**Brief**
Retype the complete listing exactly as it appears.

**Material for this exercise**
§ §
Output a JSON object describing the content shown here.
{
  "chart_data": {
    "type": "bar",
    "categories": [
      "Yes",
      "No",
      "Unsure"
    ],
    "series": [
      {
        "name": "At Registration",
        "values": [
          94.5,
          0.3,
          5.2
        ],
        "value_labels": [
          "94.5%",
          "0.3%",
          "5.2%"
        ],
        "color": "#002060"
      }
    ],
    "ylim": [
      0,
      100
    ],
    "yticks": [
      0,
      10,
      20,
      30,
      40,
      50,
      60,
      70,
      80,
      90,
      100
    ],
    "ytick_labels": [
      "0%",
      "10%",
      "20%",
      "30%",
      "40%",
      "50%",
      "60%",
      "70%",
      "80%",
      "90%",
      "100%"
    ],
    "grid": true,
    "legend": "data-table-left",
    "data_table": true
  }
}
§ §
**Solution for this problem**
Output a JSON object describing the content shown here.
{
  "chart_data": {
    "type": "bar",
    "categories": [
      "Yes",
      "No",
      "Unsure"
    ],
    "series": [
      {
        "name": "At Registration",
        "values": [
          94.5,
          0.3,
          5.2
        ],
        "value_labels": [
          "94.5%",
          "0.3%",
          "5.2%"
        ],
        "color": "#002060"
      }
    ],
    "ylim": [
      0,
      100
    ],
    "yticks": [
      0,
      10,
      20,
      30,
      40,
      50,
      60,
      70,
      80,
      90,
      100
    ],
    "ytick_labels": [
      "0%",
      "10%",
      "20%",
      "30%",
      "40%",
      "50%",
      "60%",
      "70%",
      "80%",
      "90%",
      "100%"
    ],
    "grid": true,
    "legend": "data-table-left",
    "data_table": true
  }
}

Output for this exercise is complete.